▸ Written instruction
For each line of the data below that holds "youtube", copy the line.

▸ The records
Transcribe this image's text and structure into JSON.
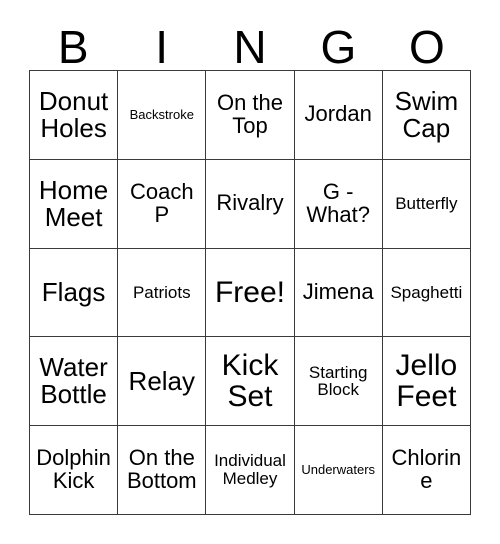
{
  "card": {
    "title_letters": [
      "B",
      "I",
      "N",
      "G",
      "O"
    ],
    "grid": {
      "rows": 5,
      "columns": 5,
      "border_color": "#3a3a3a",
      "background_color": "#ffffff",
      "text_color": "#000000"
    },
    "cells": [
      [
        {
          "label": "Donut Holes",
          "size": "lg"
        },
        {
          "label": "Backstroke",
          "size": "xs"
        },
        {
          "label": "On the Top",
          "size": "md"
        },
        {
          "label": "Jordan",
          "size": "md"
        },
        {
          "label": "Swim Cap",
          "size": "lg"
        }
      ],
      [
        {
          "label": "Home Meet",
          "size": "lg"
        },
        {
          "label": "Coach P",
          "size": "md"
        },
        {
          "label": "Rivalry",
          "size": "md"
        },
        {
          "label": "G - What?",
          "size": "md"
        },
        {
          "label": "Butterfly",
          "size": "sm"
        }
      ],
      [
        {
          "label": "Flags",
          "size": "lg"
        },
        {
          "label": "Patriots",
          "size": "sm"
        },
        {
          "label": "Free!",
          "size": "xl"
        },
        {
          "label": "Jimena",
          "size": "md"
        },
        {
          "label": "Spaghetti",
          "size": "sm"
        }
      ],
      [
        {
          "label": "Water Bottle",
          "size": "lg"
        },
        {
          "label": "Relay",
          "size": "lg"
        },
        {
          "label": "Kick Set",
          "size": "xl"
        },
        {
          "label": "Starting Block",
          "size": "sm"
        },
        {
          "label": "Jello Feet",
          "size": "xl"
        }
      ],
      [
        {
          "label": "Dolphin Kick",
          "size": "md"
        },
        {
          "label": "On the Bottom",
          "size": "md"
        },
        {
          "label": "Individual Medley",
          "size": "sm"
        },
        {
          "label": "Underwaters",
          "size": "xs"
        },
        {
          "label": "Chlorine",
          "size": "md"
        }
      ]
    ]
  }
}
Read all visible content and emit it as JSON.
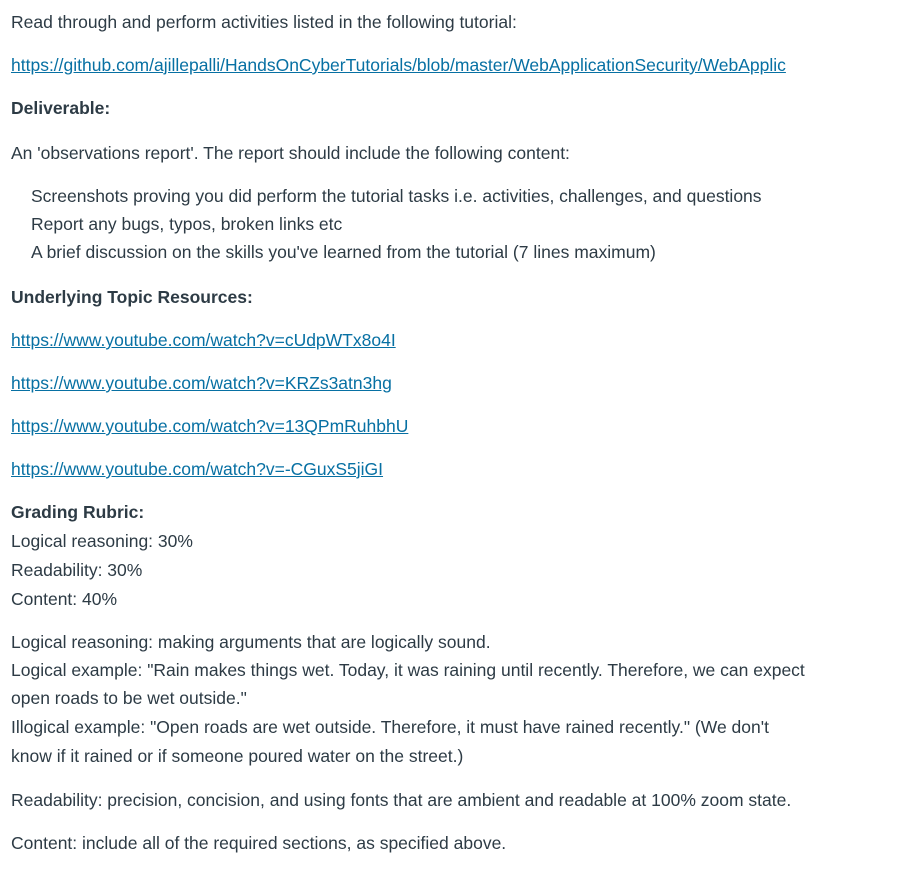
{
  "intro": "Read through and perform activities listed in the following tutorial:",
  "tutorial_link": "https://github.com/ajillepalli/HandsOnCyberTutorials/blob/master/WebApplicationSecurity/WebApplic",
  "deliverable_heading": "Deliverable:",
  "report_intro": "An 'observations report'. The report should include the following content:",
  "report_items": [
    "Screenshots proving you did perform the tutorial tasks i.e. activities, challenges, and questions",
    "Report any bugs, typos, broken links etc",
    "A brief discussion on the skills you've learned from the tutorial (7 lines maximum)"
  ],
  "resources_heading": "Underlying Topic Resources:",
  "resource_links": [
    "https://www.youtube.com/watch?v=cUdpWTx8o4I",
    "https://www.youtube.com/watch?v=KRZs3atn3hg",
    "https://www.youtube.com/watch?v=13QPmRuhbhU",
    "https://www.youtube.com/watch?v=-CGuxS5jiGI"
  ],
  "rubric_heading": "Grading Rubric:",
  "rubric_items": [
    "Logical reasoning: 30%",
    "Readability: 30%",
    "Content: 40%"
  ],
  "logic_lines": [
    "Logical reasoning: making arguments that are logically sound.",
    "Logical example: \"Rain makes things wet. Today, it was raining until recently. Therefore, we can expect",
    "open roads to be wet outside.\"",
    "Illogical example: \"Open roads are wet outside. Therefore, it must have rained recently.\" (We don't",
    "know if it rained or if someone poured water on the street.)"
  ],
  "readability_text": "Readability: precision, concision, and using fonts that are ambient and readable at 100% zoom state.",
  "content_text": "Content: include all of the required sections, as specified above."
}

▸ Final result
    "https://www.youtube.com/watch?v=cUdpWTx8o4I",
    "https://www.youtube.com/watch?v=KRZs3atn3hg",
    "https://www.youtube.com/watch?v=13QPmRuhbhU",
    "https://www.youtube.com/watch?v=-CGuxS5jiGI"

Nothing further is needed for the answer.